*Exercise aim:* All lines in which the word "title" occurs are to be extracted.

*Record excerpts:*

>>

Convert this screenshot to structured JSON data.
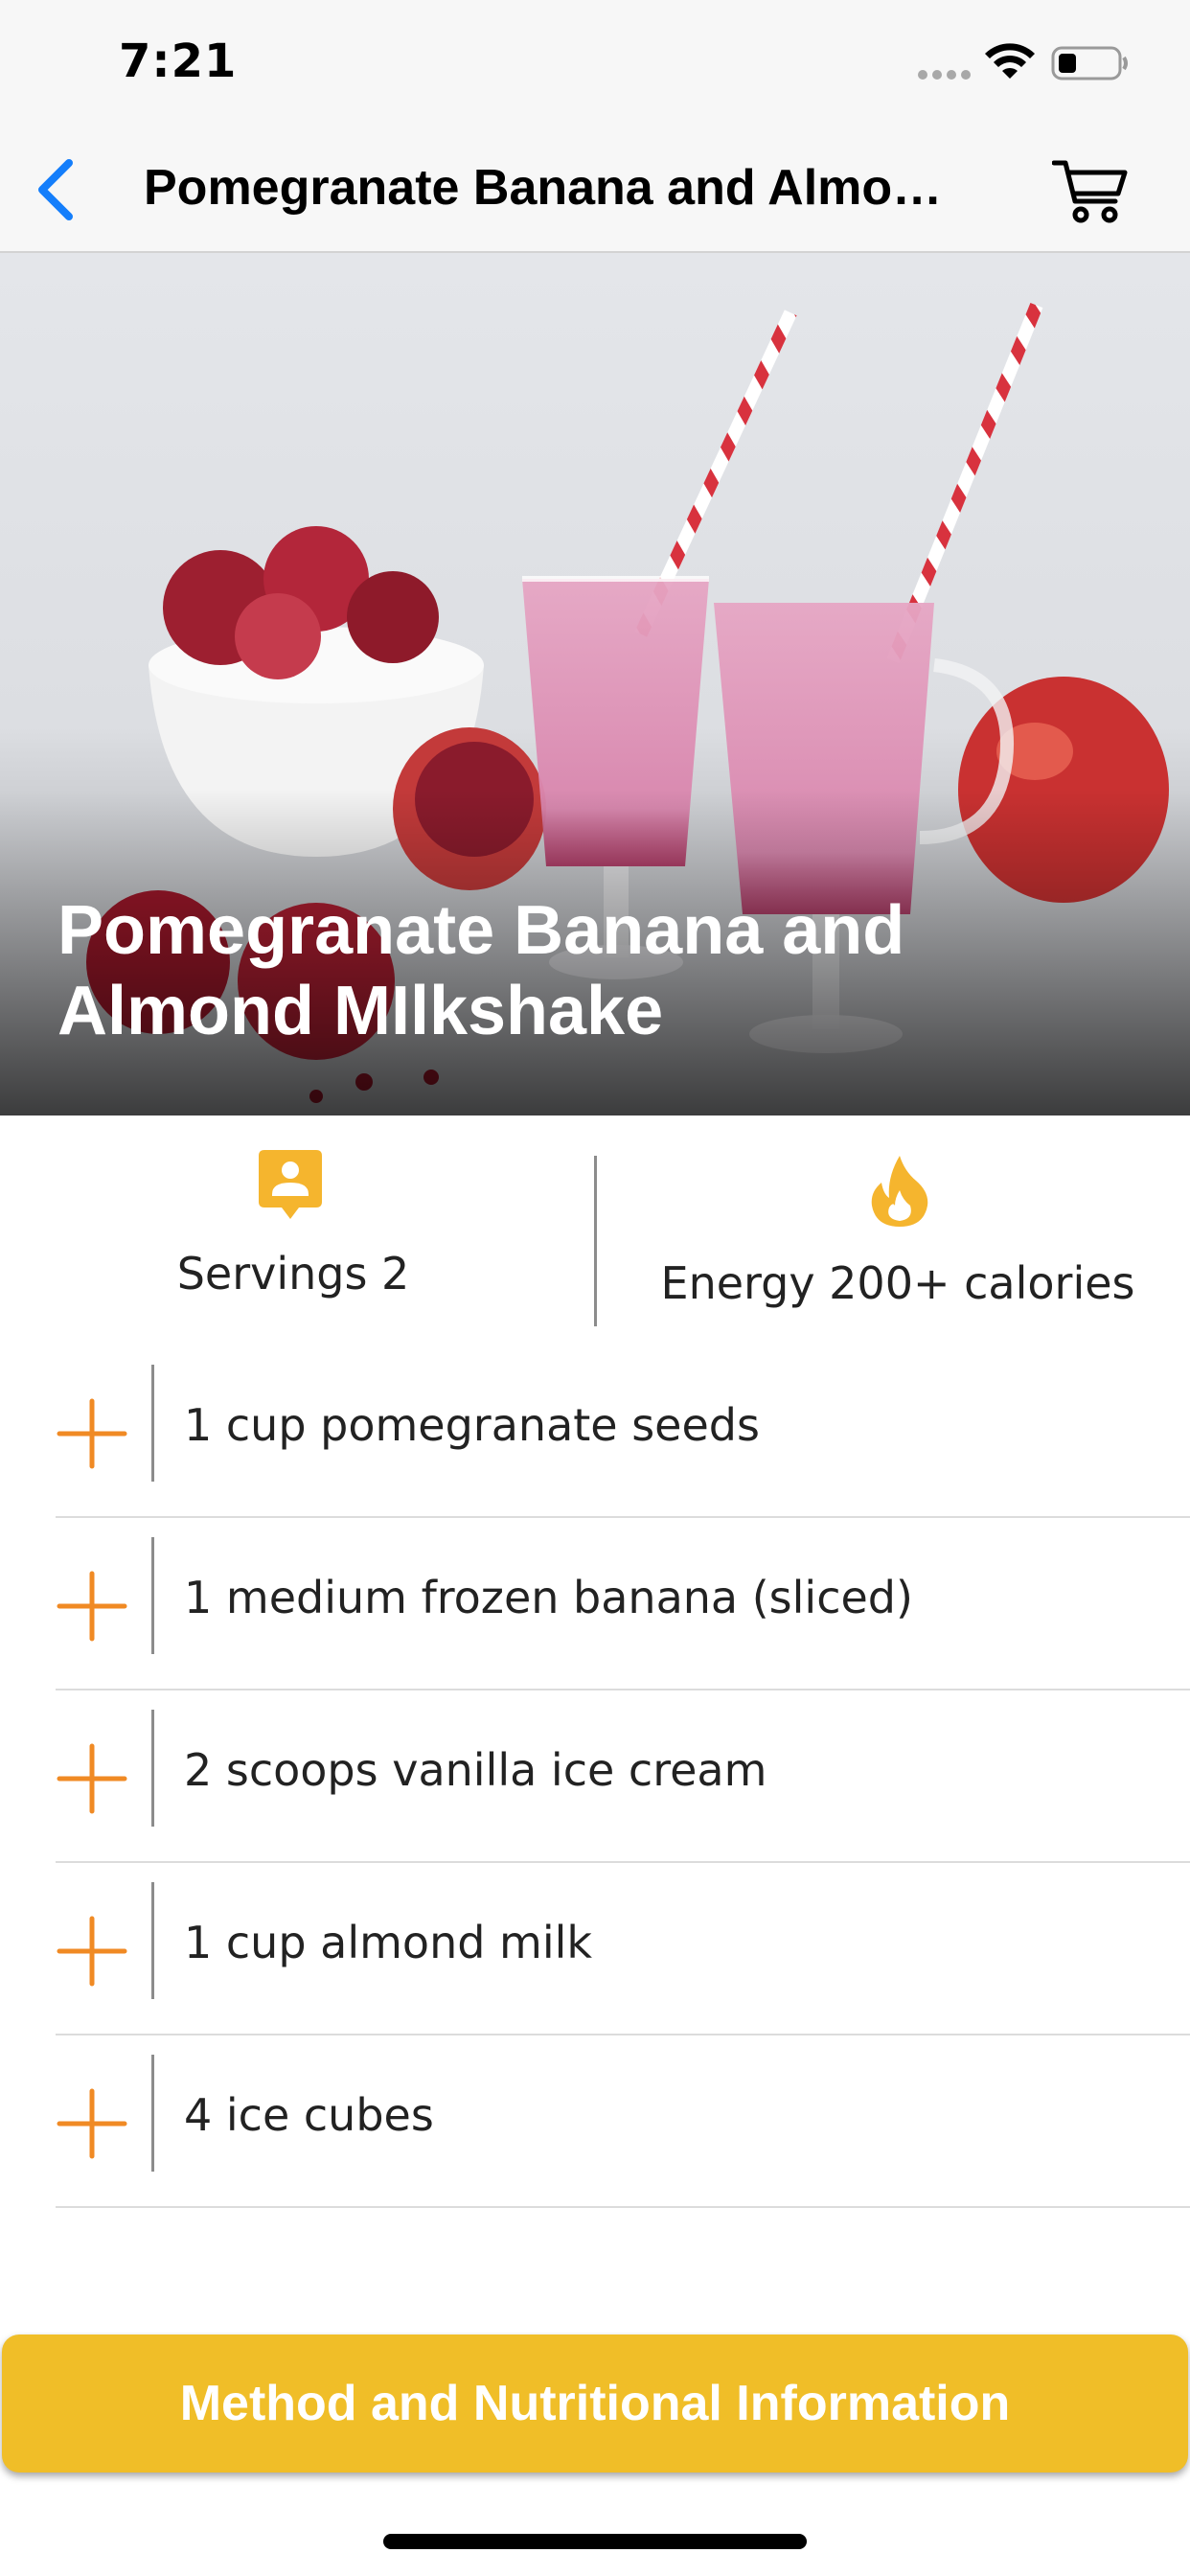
{
  "status_bar": {
    "time": "7:21"
  },
  "nav": {
    "back_icon": "chevron-left-icon",
    "title": "Pomegranate Banana and Almond...",
    "cart_icon": "cart-icon"
  },
  "hero": {
    "title": "Pomegranate Banana and\nAlmond MIlkshake"
  },
  "info": {
    "servings": "Servings 2",
    "energy": "Energy 200+ calories"
  },
  "ingredients": [
    "1 cup pomegranate seeds",
    "1 medium frozen banana (sliced)",
    "2 scoops vanilla ice cream",
    "1 cup almond milk",
    "4 ice cubes"
  ],
  "method_button": {
    "label": "Method and Nutritional Information"
  },
  "colors": {
    "accent_blue": "#147efb",
    "plus_orange": "#f08a24",
    "icon_gold": "#f5b52e",
    "button_yellow": "#f0be28"
  }
}
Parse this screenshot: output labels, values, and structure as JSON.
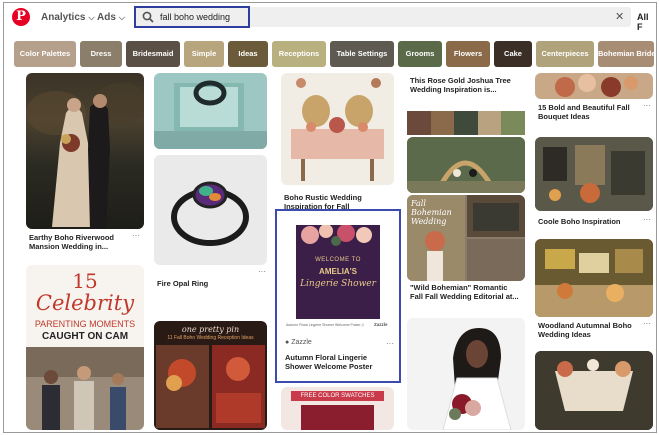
{
  "topbar": {
    "analytics_label": "Analytics",
    "ads_label": "Ads",
    "search_value": "fall boho wedding",
    "clear_glyph": "✕",
    "all_filters_label": "All F"
  },
  "chips": [
    {
      "label": "Color Palettes",
      "color": "#b5a08c"
    },
    {
      "label": "Dress",
      "color": "#8b7e6a"
    },
    {
      "label": "Bridesmaid",
      "color": "#5a5046"
    },
    {
      "label": "Simple",
      "color": "#b7a57e"
    },
    {
      "label": "Ideas",
      "color": "#6b5b3a"
    },
    {
      "label": "Receptions",
      "color": "#b8b07e"
    },
    {
      "label": "Table Settings",
      "color": "#5e5a52"
    },
    {
      "label": "Grooms",
      "color": "#5b6b4a"
    },
    {
      "label": "Flowers",
      "color": "#8b6a4a"
    },
    {
      "label": "Cake",
      "color": "#3a2e26"
    },
    {
      "label": "Centerpieces",
      "color": "#b0a27a"
    },
    {
      "label": "Bohemian Bride",
      "color": "#a88d75"
    }
  ],
  "pins": {
    "earthy": {
      "caption": "Earthy Boho Riverwood Mansion Wedding in..."
    },
    "celebrity": {
      "line1": "15",
      "line2": "Celebrity",
      "line3": "PARENTING MOMENTS",
      "line4": "CAUGHT ON CAM"
    },
    "fire_opal": {
      "caption": "Fire Opal Ring"
    },
    "rustic": {
      "caption": "Boho Rustic Wedding Inspiration for Fall"
    },
    "poster": {
      "card_line1": "WELCOME TO",
      "card_line2": "AMELIA'S",
      "card_line3": "Lingerie Shower",
      "brand": "Zazzle",
      "caption": "Autumn Floral Lingerie Shower Welcome Poster",
      "fine_print": "Autumn Floral Lingerie Shower Welcome Poster | by FloralRoyalty",
      "fine_brand": "Zazzle"
    },
    "rose_gold": {
      "caption": "This Rose Gold Joshua Tree Wedding Inspiration is..."
    },
    "wild_bohemian": {
      "caption": "\"Wild Bohemian\" Romantic Fall Fall Wedding Editorial at...",
      "overlay": "Fall Bohemian Wedding"
    },
    "bouquet": {
      "caption": "15 Bold and Beautiful Fall Bouquet Ideas"
    },
    "coole": {
      "caption": "Coole Boho Inspiration"
    },
    "woodland": {
      "caption": "Woodland Autumnal Boho Wedding Ideas"
    },
    "one_pretty": {
      "line1": "one pretty pin",
      "line2": "11 Fall Boho Wedding Reception Ideas"
    },
    "swatches": {
      "label": "FREE COLOR SWATCHES"
    }
  },
  "palette_swatches": [
    "#6b4a3c",
    "#8a6a4a",
    "#3f4a3a",
    "#b9a280",
    "#7b8a5a"
  ],
  "dots": "···"
}
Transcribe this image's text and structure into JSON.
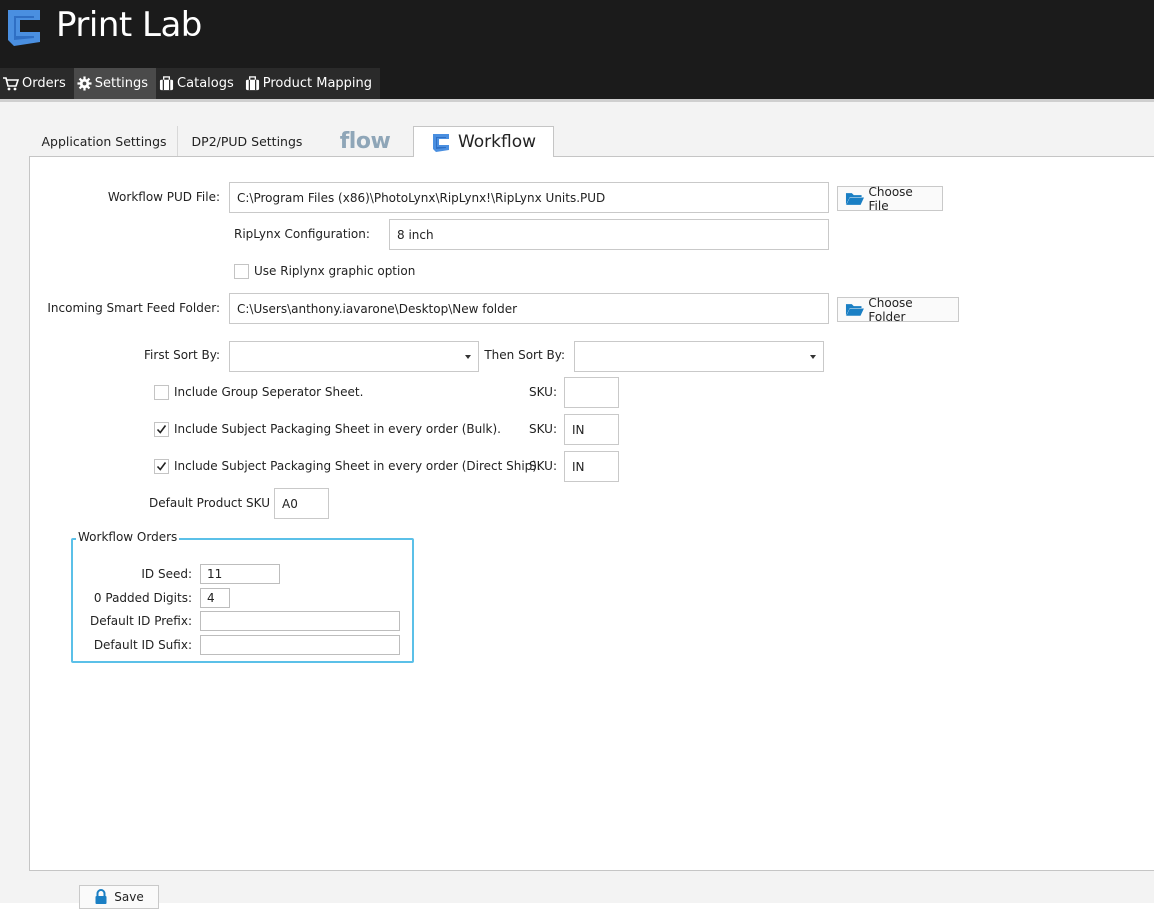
{
  "app": {
    "title": "Print Lab"
  },
  "nav": {
    "items": [
      {
        "label": "Orders",
        "icon": "cart-icon"
      },
      {
        "label": "Settings",
        "icon": "gear-icon",
        "active": true
      },
      {
        "label": "Catalogs",
        "icon": "briefcase-icon"
      },
      {
        "label": "Product Mapping",
        "icon": "briefcase-icon"
      }
    ]
  },
  "tabs": {
    "application_settings": "Application Settings",
    "dp2_pud_settings": "DP2/PUD Settings",
    "flow": "flow",
    "workflow": "Workflow"
  },
  "form": {
    "workflow_pud_file": {
      "label": "Workflow PUD File:",
      "value": "C:\\Program Files (x86)\\PhotoLynx\\RipLynx!\\RipLynx Units.PUD"
    },
    "choose_file": "Choose File",
    "riplynx_config": {
      "label": "RipLynx Configuration:",
      "value": "8 inch"
    },
    "use_riplynx_graphic": {
      "label": "Use Riplynx graphic option",
      "checked": false
    },
    "incoming_folder": {
      "label": "Incoming Smart Feed Folder:",
      "value": "C:\\Users\\anthony.iavarone\\Desktop\\New folder"
    },
    "choose_folder": "Choose Folder",
    "first_sort": {
      "label": "First Sort By:",
      "value": ""
    },
    "then_sort": {
      "label": "Then Sort By:",
      "value": ""
    },
    "include_group_sep": {
      "label": "Include Group Seperator Sheet.",
      "checked": false,
      "sku_label": "SKU:",
      "sku": ""
    },
    "include_bulk": {
      "label": "Include Subject Packaging Sheet in every order (Bulk).",
      "checked": true,
      "sku_label": "SKU:",
      "sku": "IN"
    },
    "include_direct": {
      "label": "Include Subject Packaging Sheet in every order (Direct Ship).",
      "checked": true,
      "sku_label": "SKU:",
      "sku": "IN"
    },
    "default_product_sku": {
      "label": "Default Product SKU",
      "value": "A0"
    }
  },
  "workflow_orders": {
    "legend": "Workflow Orders",
    "id_seed": {
      "label": "ID Seed:",
      "value": "11"
    },
    "padded_digits": {
      "label": "0 Padded Digits:",
      "value": "4"
    },
    "id_prefix": {
      "label": "Default ID Prefix:",
      "value": ""
    },
    "id_sufix": {
      "label": "Default ID Sufix:",
      "value": ""
    }
  },
  "save": {
    "label": "Save"
  },
  "colors": {
    "brand_blue": "#4a8fe0",
    "header_bg": "#1b1b1b",
    "group_border": "#5bc0e8",
    "folder_blue": "#1a7fc4"
  }
}
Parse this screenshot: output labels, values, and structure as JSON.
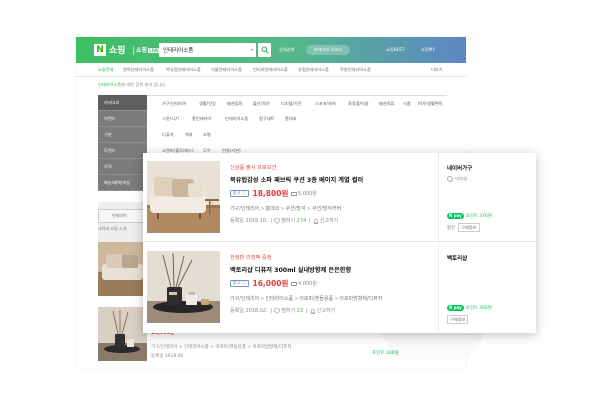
{
  "header": {
    "logo_letter": "N",
    "logo_text": "쇼핑",
    "live_text": "쇼핑",
    "live_badge": "LIVE",
    "search_value": "인테리어소품",
    "search_dropdown": "▾",
    "link_price_compare": "상세검색",
    "pill_text": "카테고리 더보기",
    "link_best": "쇼핑BEST",
    "link_my": "쇼핑MY"
  },
  "nav": {
    "items": [
      "쇼핑전체",
      "원목인테리어소품",
      "북유럽인테리어소품",
      "식물인테리어소품",
      "빈티지인테리어소품",
      "유럽인테리어소품",
      "주방인테리어소품"
    ],
    "more": "더보기"
  },
  "notice": {
    "highlight": "인테리어소품",
    "rest": "에 대한 검색 결과 입니다."
  },
  "sidebar": {
    "items": [
      "카테고리",
      "브랜드",
      "구분",
      "트렌드",
      "가격",
      "배송/혜택/색상"
    ]
  },
  "categories": {
    "row1": [
      "가구/인테리어",
      "생활/건강",
      "패션잡화",
      "출산/육아",
      "디지털/가전",
      "스포츠/레저",
      "화장품/미용",
      "패션의류",
      "식품",
      "여가/생활편의"
    ],
    "row2": [
      "그릇/식기",
      "홈인테리어",
      "인테리어소품",
      "침구세트",
      "홈데코"
    ],
    "row3": [
      "디퓨저",
      "액자",
      "조명"
    ],
    "row4": [
      "오렌지(블루/레드)",
      "무우",
      "연령(기본)"
    ]
  },
  "bg_lower": {
    "filter_label": "인테리어",
    "filter_note": "네이버 쇼핑 소개",
    "price": "16,000원",
    "date": "등록일 2018.02.",
    "crumb": "가구/인테리어 > 인테리어소품 > 아로마/캔들용품 > 아로마방향제/디퓨저",
    "npay": "포인트 300원"
  },
  "products": [
    {
      "promo": "신상품 출시 프로모션",
      "title": "북유럽감성 소파 패브릭 쿠션 3종 베이지 계열 컬러",
      "ad_label": "광고",
      "price": "18,800원",
      "shipping": "5,000원",
      "crumb": [
        "가구/인테리어",
        "홈데코",
        "쿠션/방석",
        "쿠션/방석커버"
      ],
      "date": "등록일 2019.10.",
      "wish_label": "찜하기",
      "wish_count": "274",
      "report_label": "신고하기",
      "seller": "네이버가구",
      "grade": "빅파워",
      "npay": "N pay",
      "point": "포인트 376원",
      "tags": [
        "할인",
        "구매정보"
      ]
    },
    {
      "promo": "한정판 리빙팩 증정",
      "title": "백토리샵 디퓨저 300ml 실내방향제 은은한향",
      "ad_label": "광고",
      "price": "16,000원",
      "shipping": "4,000원",
      "crumb": [
        "가구/인테리어",
        "인테리어소품",
        "아로마/캔들용품",
        "아로마방향제/디퓨저"
      ],
      "date": "등록일 2018.02.",
      "wish_label": "찜하기",
      "wish_count": "13",
      "report_label": "신고하기",
      "seller": "백토리샵",
      "grade": "",
      "npay": "N pay",
      "point": "포인트 300원",
      "tags": [
        "구매정보"
      ]
    }
  ],
  "colors": {
    "naver_green": "#03c75a",
    "price_red": "#e4393c",
    "promo_red": "#e14a3d",
    "ad_blue": "#5575b3"
  }
}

<<

*Exercise response:*
    "title": "Pomegranate Banana and Almond...",
    "title": "Pomegranate Banana and\nAlmond MIlkshake"
    "title": "Print Lab"
      "title": "북유럽감성 소파 패브릭 쿠션 3종 베이지 계열 컬러",
      "title": "백토리샵 디퓨저 300ml 실내방향제 은은한향",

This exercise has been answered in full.